◆ Problem to solve ◆
Transcribe the entries below exactly; leave every image out.

* START Information shown *

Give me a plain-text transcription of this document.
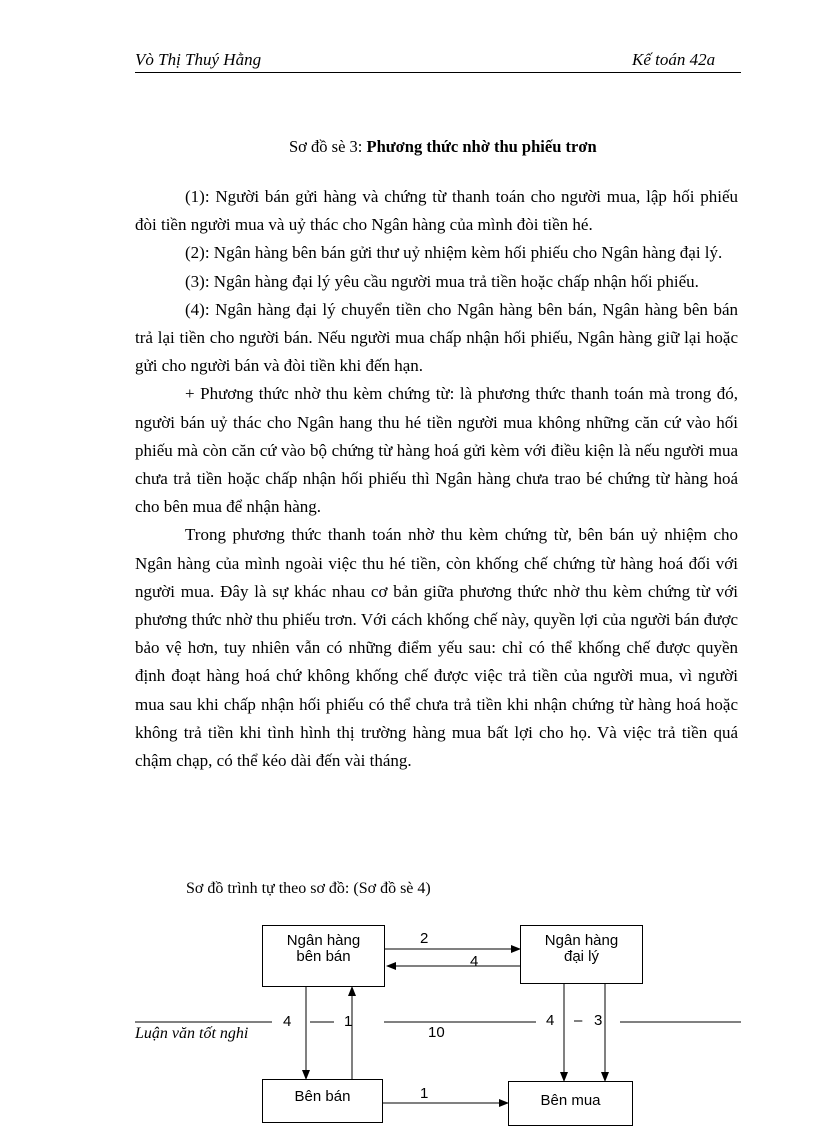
Vò Thị Thuý Hằng	Kế toán 42a
Sơ đồ sè 3: Phương thức nhờ thu phiếu trơn

(1): Người bán gửi hàng và chứng từ thanh toán cho người mua, lập hối phiếu đòi tiền người mua và uỷ thác cho Ngân hàng của mình đòi tiền hé.

(2): Ngân hàng bên bán gửi thư uỷ nhiệm kèm hối phiếu cho Ngân hàng đại lý.

(3): Ngân hàng đại lý yêu cầu người mua trả tiền hoặc chấp nhận hối phiếu.

(4): Ngân hàng đại lý chuyển tiền cho Ngân hàng bên bán, Ngân hàng bên bán trả lại tiền cho người bán. Nếu người mua chấp nhận hối phiếu, Ngân hàng giữ lại hoặc gửi cho người bán và đòi tiền khi đến hạn.

+ Phương thức nhờ thu kèm chứng từ: là phương thức thanh toán mà trong đó, người bán uỷ thác cho Ngân hang thu hé tiền người mua không những căn cứ vào hối phiếu mà còn căn cứ vào bộ chứng từ hàng hoá gửi kèm với điều kiện là nếu người mua chưa trả tiền hoặc chấp nhận hối phiếu thì Ngân hàng chưa trao bé chứng từ hàng hoá cho bên mua để nhận hàng.

Trong phương thức thanh toán nhờ thu kèm chứng từ, bên bán uỷ nhiệm cho Ngân hàng của mình ngoài việc thu hé tiền, còn khống chế chứng từ hàng hoá đối với người mua. Đây là sự khác nhau cơ bản giữa phương thức nhờ thu kèm chứng từ với phương thức nhờ thu phiếu trơn. Với cách khống chế này, quyền lợi của người bán được bảo vệ hơn, tuy nhiên vẫn có những điểm yếu sau: chỉ có thể khống chế được quyền định đoạt hàng hoá chứ không khống chế được việc trả tiền của người mua, vì người mua sau khi chấp nhận hối phiếu có thể chưa trả tiền khi nhận chứng từ hàng hoá hoặc không trả tiền khi tình hình thị trường hàng mua bất lợi cho họ. Và việc trả tiền quá chậm chạp, có thể kéo dài đến vài tháng.

Sơ đồ trình tự theo sơ đồ: (Sơ đồ sè 4)
Ngân hàng
bên bán
Ngân hàng
đại lý
Bên bán	Bên mua
2
4
4	1
10
4 – 3
1
Luận văn tốt nghi
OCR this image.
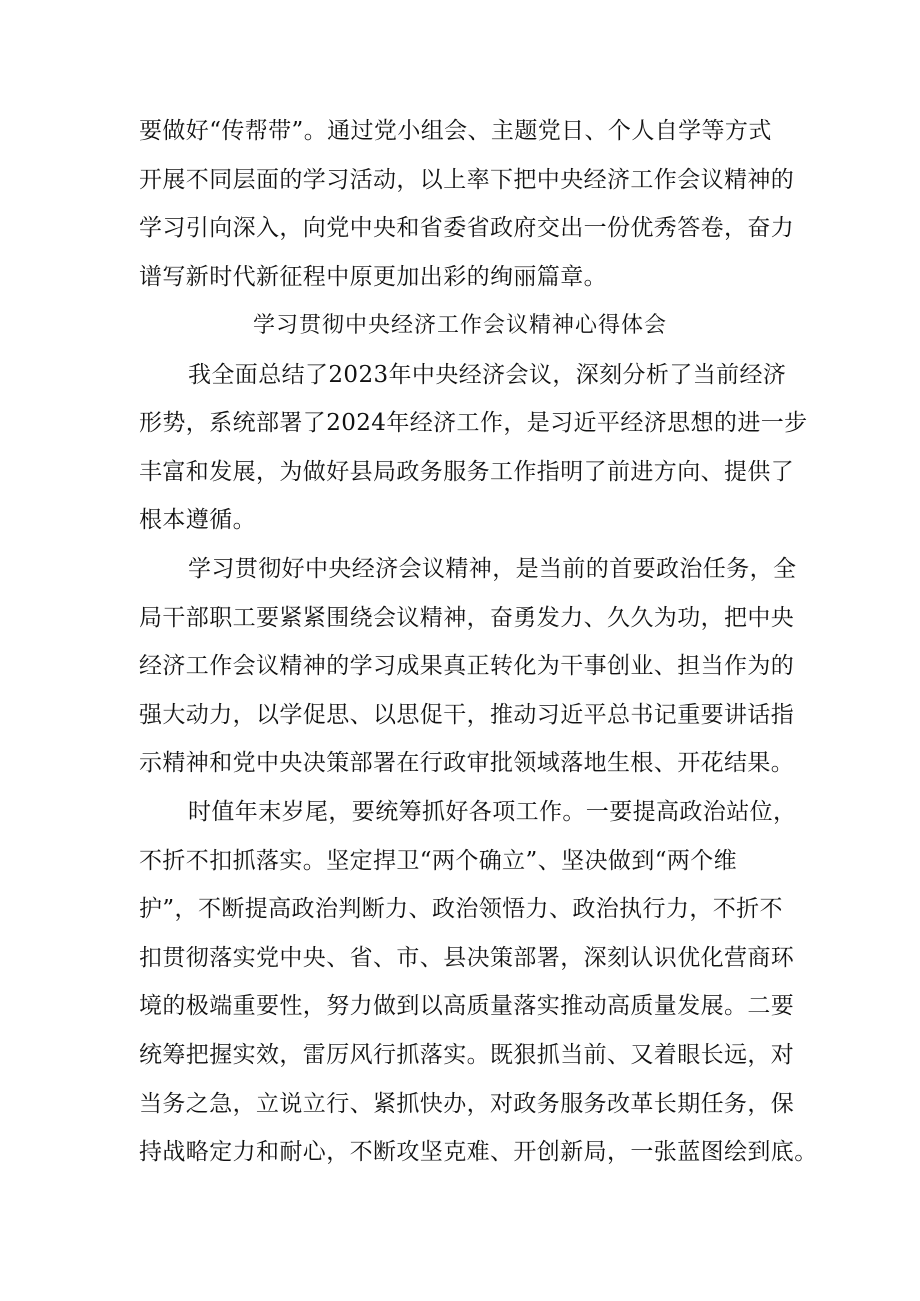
要做好“传帮带”。通过党小组会、主题党日、个人自学等方式
开展不同层面的学习活动，以上率下把中央经济工作会议精神的
学习引向深入，向党中央和省委省政府交出一份优秀答卷，奋力
谱写新时代新征程中原更加出彩的绚丽篇章。
学习贯彻中央经济工作会议精神心得体会
我全面总结了2023年中央经济会议，深刻分析了当前经济
形势，系统部署了2024年经济工作，是习近平经济思想的进一步
丰富和发展，为做好县局政务服务工作指明了前进方向、提供了
根本遵循。
学习贯彻好中央经济会议精神，是当前的首要政治任务，全
局干部职工要紧紧围绕会议精神，奋勇发力、久久为功，把中央
经济工作会议精神的学习成果真正转化为干事创业、担当作为的
强大动力，以学促思、以思促干，推动习近平总书记重要讲话指
示精神和党中央决策部署在行政审批领域落地生根、开花结果。
时值年末岁尾，要统筹抓好各项工作。一要提高政治站位，
不折不扣抓落实。坚定捍卫“两个确立”、坚决做到“两个维
护”，不断提高政治判断力、政治领悟力、政治执行力，不折不
扣贯彻落实党中央、省、市、县决策部署，深刻认识优化营商环
境的极端重要性，努力做到以高质量落实推动高质量发展。二要
统筹把握实效，雷厉风行抓落实。既狠抓当前、又着眼长远，对
当务之急，立说立行、紧抓快办，对政务服务改革长期任务，保
持战略定力和耐心，不断攻坚克难、开创新局，一张蓝图绘到底。
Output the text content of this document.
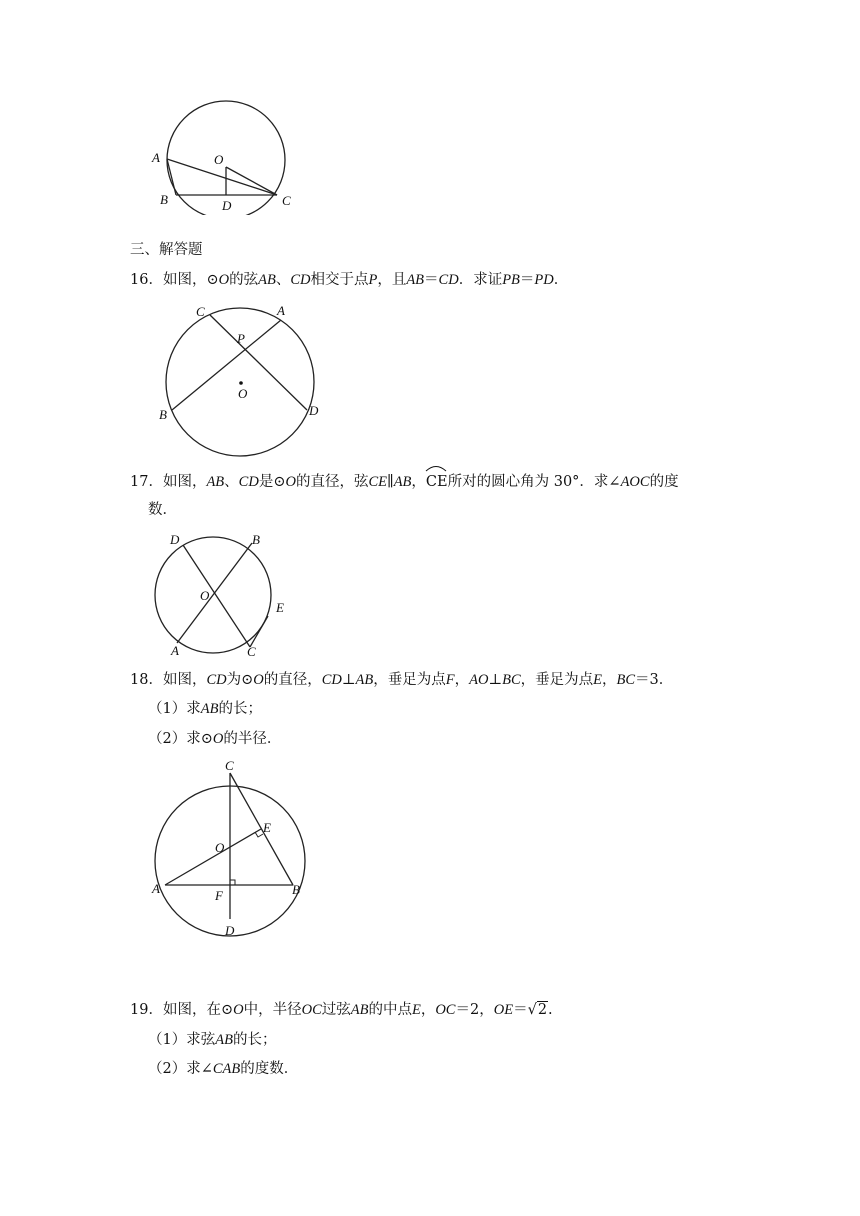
A	O
B	D	C
三、解答题
16．如图，⊙O的弦AB、CD相交于点P，且AB＝CD．求证PB＝PD．
C	A
P
O
B	D
17．如图，AB、CD是⊙O的直径，弦CE∥AB，
CE所对的圆心角为 30°．求∠AOC的度
数．
D	B
O
E
A	C
18．如图，CD为⊙O的直径，CD⊥AB，垂足为点F，AO⊥BC，垂足为点E，BC＝3．
（1）求AB的长；
（2）求⊙O的半径．
C
E
O
A	F	B
D
19．如图，在⊙O中，半径OC过弦AB的中点E，OC＝2，OE＝√2.
（1）求弦AB的长；
（2）求∠CAB的度数．
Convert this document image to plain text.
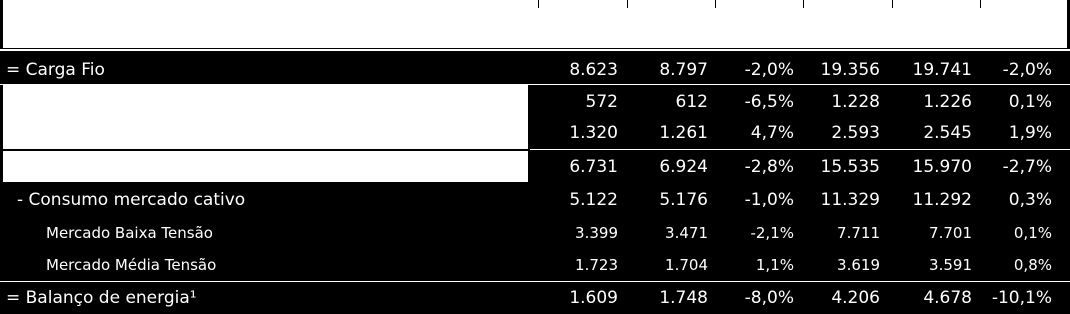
= Carga Fio	8.623	8.797	-2,0%	19.356	19.741	-2,0%
572	612	-6,5%	1.228	1.226	0,1%
1.320	1.261	4,7%	2.593	2.545	1,9%
6.731	6.924	-2,8%	15.535	15.970	-2,7%
- Consumo mercado cativo	5.122	5.176	-1,0%	11.329	11.292	0,3%
Mercado Baixa Tensão	3.399	3.471	-2,1%	7.711	7.701	0,1%
Mercado Média Tensão	1.723	1.704	1,1%	3.619	3.591	0,8%
= Balanço de energia¹	1.609	1.748	-8,0%	4.206	4.678	-10,1%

* END Information shown *

◆ Problem solution ◆
Give me a plain-text transcription of this document.
Vò Thị Thuý Hằng	Kế toán 42a
Sơ đồ sè 3: Phương thức nhờ thu phiếu trơn

(1): Người bán gửi hàng và chứng từ thanh toán cho người mua, lập hối phiếu đòi tiền người mua và uỷ thác cho Ngân hàng của mình đòi tiền hé.

(2): Ngân hàng bên bán gửi thư uỷ nhiệm kèm hối phiếu cho Ngân hàng đại lý.

(3): Ngân hàng đại lý yêu cầu người mua trả tiền hoặc chấp nhận hối phiếu.

(4): Ngân hàng đại lý chuyển tiền cho Ngân hàng bên bán, Ngân hàng bên bán trả lại tiền cho người bán. Nếu người mua chấp nhận hối phiếu, Ngân hàng giữ lại hoặc gửi cho người bán và đòi tiền khi đến hạn.

+ Phương thức nhờ thu kèm chứng từ: là phương thức thanh toán mà trong đó, người bán uỷ thác cho Ngân hang thu hé tiền người mua không những căn cứ vào hối phiếu mà còn căn cứ vào bộ chứng từ hàng hoá gửi kèm với điều kiện là nếu người mua chưa trả tiền hoặc chấp nhận hối phiếu thì Ngân hàng chưa trao bé chứng từ hàng hoá cho bên mua để nhận hàng.

Trong phương thức thanh toán nhờ thu kèm chứng từ, bên bán uỷ nhiệm cho Ngân hàng của mình ngoài việc thu hé tiền, còn khống chế chứng từ hàng hoá đối với người mua. Đây là sự khác nhau cơ bản giữa phương thức nhờ thu kèm chứng từ với phương thức nhờ thu phiếu trơn. Với cách khống chế này, quyền lợi của người bán được bảo vệ hơn, tuy nhiên vẫn có những điểm yếu sau: chỉ có thể khống chế được quyền định đoạt hàng hoá chứ không khống chế được việc trả tiền của người mua, vì người mua sau khi chấp nhận hối phiếu có thể chưa trả tiền khi nhận chứng từ hàng hoá hoặc không trả tiền khi tình hình thị trường hàng mua bất lợi cho họ. Và việc trả tiền quá chậm chạp, có thể kéo dài đến vài tháng.

Sơ đồ trình tự theo sơ đồ: (Sơ đồ sè 4)
Ngân hàng
bên bán
Ngân hàng
đại lý
Bên bán	Bên mua
2
4
4	1
10
4 – 3
1
Luận văn tốt nghi
OCR this image.
要做好“传帮带”。通过党小组会、主题党日、个人自学等方式
开展不同层面的学习活动，以上率下把中央经济工作会议精神的
学习引向深入，向党中央和省委省政府交出一份优秀答卷，奋力
谱写新时代新征程中原更加出彩的绚丽篇章。
学习贯彻中央经济工作会议精神心得体会
我全面总结了2023年中央经济会议，深刻分析了当前经济
形势，系统部署了2024年经济工作，是习近平经济思想的进一步
丰富和发展，为做好县局政务服务工作指明了前进方向、提供了
根本遵循。
学习贯彻好中央经济会议精神，是当前的首要政治任务，全
局干部职工要紧紧围绕会议精神，奋勇发力、久久为功，把中央
经济工作会议精神的学习成果真正转化为干事创业、担当作为的
强大动力，以学促思、以思促干，推动习近平总书记重要讲话指
示精神和党中央决策部署在行政审批领域落地生根、开花结果。
时值年末岁尾，要统筹抓好各项工作。一要提高政治站位，
不折不扣抓落实。坚定捍卫“两个确立”、坚决做到“两个维
护”，不断提高政治判断力、政治领悟力、政治执行力，不折不
扣贯彻落实党中央、省、市、县决策部署，深刻认识优化营商环
境的极端重要性，努力做到以高质量落实推动高质量发展。二要
统筹把握实效，雷厉风行抓落实。既狠抓当前、又着眼长远，对
当务之急，立说立行、紧抓快办，对政务服务改革长期任务，保
持战略定力和耐心，不断攻坚克难、开创新局，一张蓝图绘到底。
Output the text content of this document.
A	O
B	D	C
三、解答题
16．如图，⊙O的弦AB、CD相交于点P，且AB＝CD．求证PB＝PD．
C	A
P
O
B	D
17．如图，AB、CD是⊙O的直径，弦CE∥AB，
CE所对的圆心角为 30°．求∠AOC的度
数．
D	B
O
E
A	C
18．如图，CD为⊙O的直径，CD⊥AB，垂足为点F，AO⊥BC，垂足为点E，BC＝3．
（1）求AB的长；
（2）求⊙O的半径．
C
E
O
A	F	B
D
19．如图，在⊙O中，半径OC过弦AB的中点E，OC＝2，OE＝√2.
（1）求弦AB的长；
（2）求∠CAB的度数．
Convert this document image to plain text.
= Carga Fio	8.623	8.797	-2,0%	19.356	19.741	-2,0%
572	612	-6,5%	1.228	1.226	0,1%
1.320	1.261	4,7%	2.593	2.545	1,9%
6.731	6.924	-2,8%	15.535	15.970	-2,7%
- Consumo mercado cativo	5.122	5.176	-1,0%	11.329	11.292	0,3%
Mercado Baixa Tensão	3.399	3.471	-2,1%	7.711	7.701	0,1%
Mercado Média Tensão	1.723	1.704	1,1%	3.619	3.591	0,8%
= Balanço de energia¹	1.609	1.748	-8,0%	4.206	4.678	-10,1%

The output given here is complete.